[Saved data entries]
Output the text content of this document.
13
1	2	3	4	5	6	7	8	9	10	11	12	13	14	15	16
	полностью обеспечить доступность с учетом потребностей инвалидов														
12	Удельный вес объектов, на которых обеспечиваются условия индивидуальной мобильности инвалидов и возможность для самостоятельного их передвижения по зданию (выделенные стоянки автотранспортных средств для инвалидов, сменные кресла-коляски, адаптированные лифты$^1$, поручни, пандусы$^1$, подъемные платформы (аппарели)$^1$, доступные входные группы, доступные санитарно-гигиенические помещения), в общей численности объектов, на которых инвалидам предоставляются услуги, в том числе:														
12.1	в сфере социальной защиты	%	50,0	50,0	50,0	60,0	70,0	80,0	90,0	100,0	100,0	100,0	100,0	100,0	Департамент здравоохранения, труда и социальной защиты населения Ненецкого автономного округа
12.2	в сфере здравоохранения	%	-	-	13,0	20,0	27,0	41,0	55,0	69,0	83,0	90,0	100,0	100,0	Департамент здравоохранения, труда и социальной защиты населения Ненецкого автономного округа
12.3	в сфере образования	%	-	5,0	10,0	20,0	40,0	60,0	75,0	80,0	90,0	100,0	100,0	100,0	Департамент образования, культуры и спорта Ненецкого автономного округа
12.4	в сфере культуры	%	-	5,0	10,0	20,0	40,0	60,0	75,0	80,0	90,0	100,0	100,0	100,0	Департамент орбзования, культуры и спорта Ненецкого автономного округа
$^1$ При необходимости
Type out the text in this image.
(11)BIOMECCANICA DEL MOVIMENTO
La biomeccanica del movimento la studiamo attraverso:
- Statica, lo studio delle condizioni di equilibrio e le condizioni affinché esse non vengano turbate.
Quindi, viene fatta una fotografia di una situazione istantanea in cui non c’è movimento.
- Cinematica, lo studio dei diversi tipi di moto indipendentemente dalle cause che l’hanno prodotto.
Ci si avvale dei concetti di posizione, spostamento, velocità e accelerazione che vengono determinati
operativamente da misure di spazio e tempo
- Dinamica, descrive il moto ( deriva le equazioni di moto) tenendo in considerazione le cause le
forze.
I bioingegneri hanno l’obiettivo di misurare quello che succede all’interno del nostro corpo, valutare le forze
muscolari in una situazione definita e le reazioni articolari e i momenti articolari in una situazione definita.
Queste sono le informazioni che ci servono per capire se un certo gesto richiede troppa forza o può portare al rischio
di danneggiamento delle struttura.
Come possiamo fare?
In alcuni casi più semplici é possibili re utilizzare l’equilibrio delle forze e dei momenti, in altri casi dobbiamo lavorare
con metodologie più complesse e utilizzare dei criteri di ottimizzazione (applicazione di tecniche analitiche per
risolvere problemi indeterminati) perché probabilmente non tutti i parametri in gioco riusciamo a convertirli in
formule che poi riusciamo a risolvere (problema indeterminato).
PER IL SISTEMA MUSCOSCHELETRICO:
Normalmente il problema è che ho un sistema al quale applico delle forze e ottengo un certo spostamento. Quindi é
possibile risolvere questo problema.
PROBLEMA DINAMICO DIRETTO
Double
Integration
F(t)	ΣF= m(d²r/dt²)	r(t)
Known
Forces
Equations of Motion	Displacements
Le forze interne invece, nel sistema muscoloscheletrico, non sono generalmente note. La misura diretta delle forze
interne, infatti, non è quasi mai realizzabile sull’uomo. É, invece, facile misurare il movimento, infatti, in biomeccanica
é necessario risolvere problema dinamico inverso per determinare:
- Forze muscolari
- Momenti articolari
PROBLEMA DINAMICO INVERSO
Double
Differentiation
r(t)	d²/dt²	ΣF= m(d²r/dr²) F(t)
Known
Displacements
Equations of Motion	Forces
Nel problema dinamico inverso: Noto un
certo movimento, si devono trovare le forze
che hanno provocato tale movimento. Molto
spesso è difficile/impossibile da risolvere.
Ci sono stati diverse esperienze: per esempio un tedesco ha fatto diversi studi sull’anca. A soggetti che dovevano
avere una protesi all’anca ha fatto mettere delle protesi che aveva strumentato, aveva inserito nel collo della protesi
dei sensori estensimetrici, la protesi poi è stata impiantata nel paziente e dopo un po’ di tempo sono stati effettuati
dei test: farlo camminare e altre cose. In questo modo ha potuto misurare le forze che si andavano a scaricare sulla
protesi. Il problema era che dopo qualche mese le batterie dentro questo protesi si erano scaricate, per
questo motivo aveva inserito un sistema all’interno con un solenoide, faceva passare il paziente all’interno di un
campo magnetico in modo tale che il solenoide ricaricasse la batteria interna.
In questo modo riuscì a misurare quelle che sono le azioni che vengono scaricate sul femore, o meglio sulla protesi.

*GOAL*.
Nothing should be left out: return all of the records exactly.

*WRITTEN ANSWER*.
Output the text content of this document.
13
1	2	3	4	5	6	7	8	9	10	11	12	13	14	15	16
	полностью обеспечить доступность с учетом потребностей инвалидов														
12	Удельный вес объектов, на которых обеспечиваются условия индивидуальной мобильности инвалидов и возможность для самостоятельного их передвижения по зданию (выделенные стоянки автотранспортных средств для инвалидов, сменные кресла-коляски, адаптированные лифты$^1$, поручни, пандусы$^1$, подъемные платформы (аппарели)$^1$, доступные входные группы, доступные санитарно-гигиенические помещения), в общей численности объектов, на которых инвалидам предоставляются услуги, в том числе:														
12.1	в сфере социальной защиты	%	50,0	50,0	50,0	60,0	70,0	80,0	90,0	100,0	100,0	100,0	100,0	100,0	Департамент здравоохранения, труда и социальной защиты населения Ненецкого автономного округа
12.2	в сфере здравоохранения	%	-	-	13,0	20,0	27,0	41,0	55,0	69,0	83,0	90,0	100,0	100,0	Департамент здравоохранения, труда и социальной защиты населения Ненецкого автономного округа
12.3	в сфере образования	%	-	5,0	10,0	20,0	40,0	60,0	75,0	80,0	90,0	100,0	100,0	100,0	Департамент образования, культуры и спорта Ненецкого автономного округа
12.4	в сфере культуры	%	-	5,0	10,0	20,0	40,0	60,0	75,0	80,0	90,0	100,0	100,0	100,0	Департамент орбзования, культуры и спорта Ненецкого автономного округа
$^1$ При необходимости
Type out the text in this image.
(11)BIOMECCANICA DEL MOVIMENTO
La biomeccanica del movimento la studiamo attraverso:
- Statica, lo studio delle condizioni di equilibrio e le condizioni affinché esse non vengano turbate.
Quindi, viene fatta una fotografia di una situazione istantanea in cui non c’è movimento.
- Cinematica, lo studio dei diversi tipi di moto indipendentemente dalle cause che l’hanno prodotto.
Ci si avvale dei concetti di posizione, spostamento, velocità e accelerazione che vengono determinati
operativamente da misure di spazio e tempo
- Dinamica, descrive il moto ( deriva le equazioni di moto) tenendo in considerazione le cause le
forze.
I bioingegneri hanno l’obiettivo di misurare quello che succede all’interno del nostro corpo, valutare le forze
muscolari in una situazione definita e le reazioni articolari e i momenti articolari in una situazione definita.
Queste sono le informazioni che ci servono per capire se un certo gesto richiede troppa forza o può portare al rischio
di danneggiamento delle struttura.
Come possiamo fare?
In alcuni casi più semplici é possibili re utilizzare l’equilibrio delle forze e dei momenti, in altri casi dobbiamo lavorare
con metodologie più complesse e utilizzare dei criteri di ottimizzazione (applicazione di tecniche analitiche per
risolvere problemi indeterminati) perché probabilmente non tutti i parametri in gioco riusciamo a convertirli in
formule che poi riusciamo a risolvere (problema indeterminato).
PER IL SISTEMA MUSCOSCHELETRICO:
Normalmente il problema è che ho un sistema al quale applico delle forze e ottengo un certo spostamento. Quindi é
possibile risolvere questo problema.
PROBLEMA DINAMICO DIRETTO
Double
Integration
F(t)	ΣF= m(d²r/dt²)	r(t)
Known
Forces
Equations of Motion	Displacements
Le forze interne invece, nel sistema muscoloscheletrico, non sono generalmente note. La misura diretta delle forze
interne, infatti, non è quasi mai realizzabile sull’uomo. É, invece, facile misurare il movimento, infatti, in biomeccanica
é necessario risolvere problema dinamico inverso per determinare:
- Forze muscolari
- Momenti articolari
PROBLEMA DINAMICO INVERSO
Double
Differentiation
r(t)	d²/dt²	ΣF= m(d²r/dr²) F(t)
Known
Displacements
Equations of Motion	Forces
Nel problema dinamico inverso: Noto un
certo movimento, si devono trovare le forze
che hanno provocato tale movimento. Molto
spesso è difficile/impossibile da risolvere.
Ci sono stati diverse esperienze: per esempio un tedesco ha fatto diversi studi sull’anca. A soggetti che dovevano
avere una protesi all’anca ha fatto mettere delle protesi che aveva strumentato, aveva inserito nel collo della protesi
dei sensori estensimetrici, la protesi poi è stata impiantata nel paziente e dopo un po’ di tempo sono stati effettuati
dei test: farlo camminare e altre cose. In questo modo ha potuto misurare le forze che si andavano a scaricare sulla
protesi. Il problema era che dopo qualche mese le batterie dentro questo protesi si erano scaricate, per
questo motivo aveva inserito un sistema all’interno con un solenoide, faceva passare il paziente all’interno di un
campo magnetico in modo tale che il solenoide ricaricasse la batteria interna.
In questo modo riuscì a misurare quelle che sono le azioni che vengono scaricate sul femore, o meglio sulla protesi.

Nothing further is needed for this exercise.